Supplied data:
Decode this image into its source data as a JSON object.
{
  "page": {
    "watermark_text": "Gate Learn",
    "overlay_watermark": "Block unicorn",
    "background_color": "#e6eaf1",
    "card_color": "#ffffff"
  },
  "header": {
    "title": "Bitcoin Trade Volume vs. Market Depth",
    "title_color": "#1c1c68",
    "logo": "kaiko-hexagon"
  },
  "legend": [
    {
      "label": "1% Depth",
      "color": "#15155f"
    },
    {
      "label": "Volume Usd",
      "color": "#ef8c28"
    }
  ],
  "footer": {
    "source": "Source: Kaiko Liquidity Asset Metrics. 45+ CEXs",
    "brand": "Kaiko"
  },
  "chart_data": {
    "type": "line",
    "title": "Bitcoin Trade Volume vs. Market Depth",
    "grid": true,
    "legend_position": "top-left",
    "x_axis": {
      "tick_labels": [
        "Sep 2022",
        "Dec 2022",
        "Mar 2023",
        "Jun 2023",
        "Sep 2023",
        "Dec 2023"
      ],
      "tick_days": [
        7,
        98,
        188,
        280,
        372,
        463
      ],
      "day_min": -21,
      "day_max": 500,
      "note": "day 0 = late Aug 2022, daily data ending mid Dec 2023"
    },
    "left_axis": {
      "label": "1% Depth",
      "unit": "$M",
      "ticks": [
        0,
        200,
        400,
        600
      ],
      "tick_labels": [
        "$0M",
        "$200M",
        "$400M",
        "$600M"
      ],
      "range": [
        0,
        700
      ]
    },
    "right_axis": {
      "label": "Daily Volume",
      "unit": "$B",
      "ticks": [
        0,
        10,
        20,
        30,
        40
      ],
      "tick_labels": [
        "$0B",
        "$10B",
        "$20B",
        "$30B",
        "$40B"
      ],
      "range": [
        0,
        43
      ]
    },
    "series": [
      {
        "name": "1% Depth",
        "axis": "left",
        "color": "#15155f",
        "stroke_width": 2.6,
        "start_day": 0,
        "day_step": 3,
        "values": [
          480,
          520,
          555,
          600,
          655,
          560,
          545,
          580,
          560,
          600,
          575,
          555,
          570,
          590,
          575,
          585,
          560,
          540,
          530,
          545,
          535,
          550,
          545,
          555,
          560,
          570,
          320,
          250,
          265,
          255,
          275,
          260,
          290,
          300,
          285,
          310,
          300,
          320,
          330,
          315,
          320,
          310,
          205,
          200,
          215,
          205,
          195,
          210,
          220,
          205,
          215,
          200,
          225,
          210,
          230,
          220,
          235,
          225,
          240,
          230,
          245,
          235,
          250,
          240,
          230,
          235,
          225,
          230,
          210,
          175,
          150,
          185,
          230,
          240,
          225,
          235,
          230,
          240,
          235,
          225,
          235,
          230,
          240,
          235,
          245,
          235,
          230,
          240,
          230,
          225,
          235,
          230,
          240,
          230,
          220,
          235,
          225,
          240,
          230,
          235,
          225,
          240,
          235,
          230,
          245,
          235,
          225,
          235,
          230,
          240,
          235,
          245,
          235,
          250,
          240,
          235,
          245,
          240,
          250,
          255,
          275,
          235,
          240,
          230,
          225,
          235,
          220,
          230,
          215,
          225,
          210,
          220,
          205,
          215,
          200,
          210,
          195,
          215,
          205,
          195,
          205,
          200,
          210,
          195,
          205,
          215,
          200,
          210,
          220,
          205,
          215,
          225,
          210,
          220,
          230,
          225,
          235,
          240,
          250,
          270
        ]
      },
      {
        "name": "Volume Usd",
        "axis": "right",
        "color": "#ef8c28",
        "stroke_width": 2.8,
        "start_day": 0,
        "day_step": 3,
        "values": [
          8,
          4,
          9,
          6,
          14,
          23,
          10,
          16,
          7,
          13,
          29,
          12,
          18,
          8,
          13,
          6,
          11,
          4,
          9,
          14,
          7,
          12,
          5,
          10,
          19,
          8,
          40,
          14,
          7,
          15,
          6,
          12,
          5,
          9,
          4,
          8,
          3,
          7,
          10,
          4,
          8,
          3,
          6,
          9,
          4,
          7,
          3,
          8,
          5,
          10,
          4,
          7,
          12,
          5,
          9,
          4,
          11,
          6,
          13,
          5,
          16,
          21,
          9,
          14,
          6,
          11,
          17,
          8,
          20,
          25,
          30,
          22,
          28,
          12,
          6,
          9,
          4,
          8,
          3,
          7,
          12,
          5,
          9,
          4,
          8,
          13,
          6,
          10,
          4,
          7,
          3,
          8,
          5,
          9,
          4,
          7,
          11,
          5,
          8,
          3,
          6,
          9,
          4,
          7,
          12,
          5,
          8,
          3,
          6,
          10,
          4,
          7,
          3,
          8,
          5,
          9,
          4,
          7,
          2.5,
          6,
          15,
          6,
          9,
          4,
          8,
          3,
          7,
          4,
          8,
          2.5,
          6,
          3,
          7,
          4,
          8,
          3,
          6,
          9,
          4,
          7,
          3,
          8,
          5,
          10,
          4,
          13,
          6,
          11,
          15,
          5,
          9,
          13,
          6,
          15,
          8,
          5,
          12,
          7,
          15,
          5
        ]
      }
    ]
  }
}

Aim of the task: Write out all records exactly, keeping every detail.

In response:
Decode this image into its source data as a JSON object.
{
  "page": {
    "watermark_text": "Gate Learn",
    "overlay_watermark": "Block unicorn",
    "background_color": "#e6eaf1",
    "card_color": "#ffffff"
  },
  "header": {
    "title": "Bitcoin Trade Volume vs. Market Depth",
    "title_color": "#1c1c68",
    "logo": "kaiko-hexagon"
  },
  "legend": [
    {
      "label": "1% Depth",
      "color": "#15155f"
    },
    {
      "label": "Volume Usd",
      "color": "#ef8c28"
    }
  ],
  "footer": {
    "source": "Source: Kaiko Liquidity Asset Metrics. 45+ CEXs",
    "brand": "Kaiko"
  },
  "chart_data": {
    "type": "line",
    "title": "Bitcoin Trade Volume vs. Market Depth",
    "grid": true,
    "legend_position": "top-left",
    "x_axis": {
      "tick_labels": [
        "Sep 2022",
        "Dec 2022",
        "Mar 2023",
        "Jun 2023",
        "Sep 2023",
        "Dec 2023"
      ],
      "tick_days": [
        7,
        98,
        188,
        280,
        372,
        463
      ],
      "day_min": -21,
      "day_max": 500,
      "note": "day 0 = late Aug 2022, daily data ending mid Dec 2023"
    },
    "left_axis": {
      "label": "1% Depth",
      "unit": "$M",
      "ticks": [
        0,
        200,
        400,
        600
      ],
      "tick_labels": [
        "$0M",
        "$200M",
        "$400M",
        "$600M"
      ],
      "range": [
        0,
        700
      ]
    },
    "right_axis": {
      "label": "Daily Volume",
      "unit": "$B",
      "ticks": [
        0,
        10,
        20,
        30,
        40
      ],
      "tick_labels": [
        "$0B",
        "$10B",
        "$20B",
        "$30B",
        "$40B"
      ],
      "range": [
        0,
        43
      ]
    },
    "series": [
      {
        "name": "1% Depth",
        "axis": "left",
        "color": "#15155f",
        "stroke_width": 2.6,
        "start_day": 0,
        "day_step": 3,
        "values": [
          480,
          520,
          555,
          600,
          655,
          560,
          545,
          580,
          560,
          600,
          575,
          555,
          570,
          590,
          575,
          585,
          560,
          540,
          530,
          545,
          535,
          550,
          545,
          555,
          560,
          570,
          320,
          250,
          265,
          255,
          275,
          260,
          290,
          300,
          285,
          310,
          300,
          320,
          330,
          315,
          320,
          310,
          205,
          200,
          215,
          205,
          195,
          210,
          220,
          205,
          215,
          200,
          225,
          210,
          230,
          220,
          235,
          225,
          240,
          230,
          245,
          235,
          250,
          240,
          230,
          235,
          225,
          230,
          210,
          175,
          150,
          185,
          230,
          240,
          225,
          235,
          230,
          240,
          235,
          225,
          235,
          230,
          240,
          235,
          245,
          235,
          230,
          240,
          230,
          225,
          235,
          230,
          240,
          230,
          220,
          235,
          225,
          240,
          230,
          235,
          225,
          240,
          235,
          230,
          245,
          235,
          225,
          235,
          230,
          240,
          235,
          245,
          235,
          250,
          240,
          235,
          245,
          240,
          250,
          255,
          275,
          235,
          240,
          230,
          225,
          235,
          220,
          230,
          215,
          225,
          210,
          220,
          205,
          215,
          200,
          210,
          195,
          215,
          205,
          195,
          205,
          200,
          210,
          195,
          205,
          215,
          200,
          210,
          220,
          205,
          215,
          225,
          210,
          220,
          230,
          225,
          235,
          240,
          250,
          270
        ]
      },
      {
        "name": "Volume Usd",
        "axis": "right",
        "color": "#ef8c28",
        "stroke_width": 2.8,
        "start_day": 0,
        "day_step": 3,
        "values": [
          8,
          4,
          9,
          6,
          14,
          23,
          10,
          16,
          7,
          13,
          29,
          12,
          18,
          8,
          13,
          6,
          11,
          4,
          9,
          14,
          7,
          12,
          5,
          10,
          19,
          8,
          40,
          14,
          7,
          15,
          6,
          12,
          5,
          9,
          4,
          8,
          3,
          7,
          10,
          4,
          8,
          3,
          6,
          9,
          4,
          7,
          3,
          8,
          5,
          10,
          4,
          7,
          12,
          5,
          9,
          4,
          11,
          6,
          13,
          5,
          16,
          21,
          9,
          14,
          6,
          11,
          17,
          8,
          20,
          25,
          30,
          22,
          28,
          12,
          6,
          9,
          4,
          8,
          3,
          7,
          12,
          5,
          9,
          4,
          8,
          13,
          6,
          10,
          4,
          7,
          3,
          8,
          5,
          9,
          4,
          7,
          11,
          5,
          8,
          3,
          6,
          9,
          4,
          7,
          12,
          5,
          8,
          3,
          6,
          10,
          4,
          7,
          3,
          8,
          5,
          9,
          4,
          7,
          2.5,
          6,
          15,
          6,
          9,
          4,
          8,
          3,
          7,
          4,
          8,
          2.5,
          6,
          3,
          7,
          4,
          8,
          3,
          6,
          9,
          4,
          7,
          3,
          8,
          5,
          10,
          4,
          13,
          6,
          11,
          15,
          5,
          9,
          13,
          6,
          15,
          8,
          5,
          12,
          7,
          15,
          5
        ]
      }
    ]
  }
}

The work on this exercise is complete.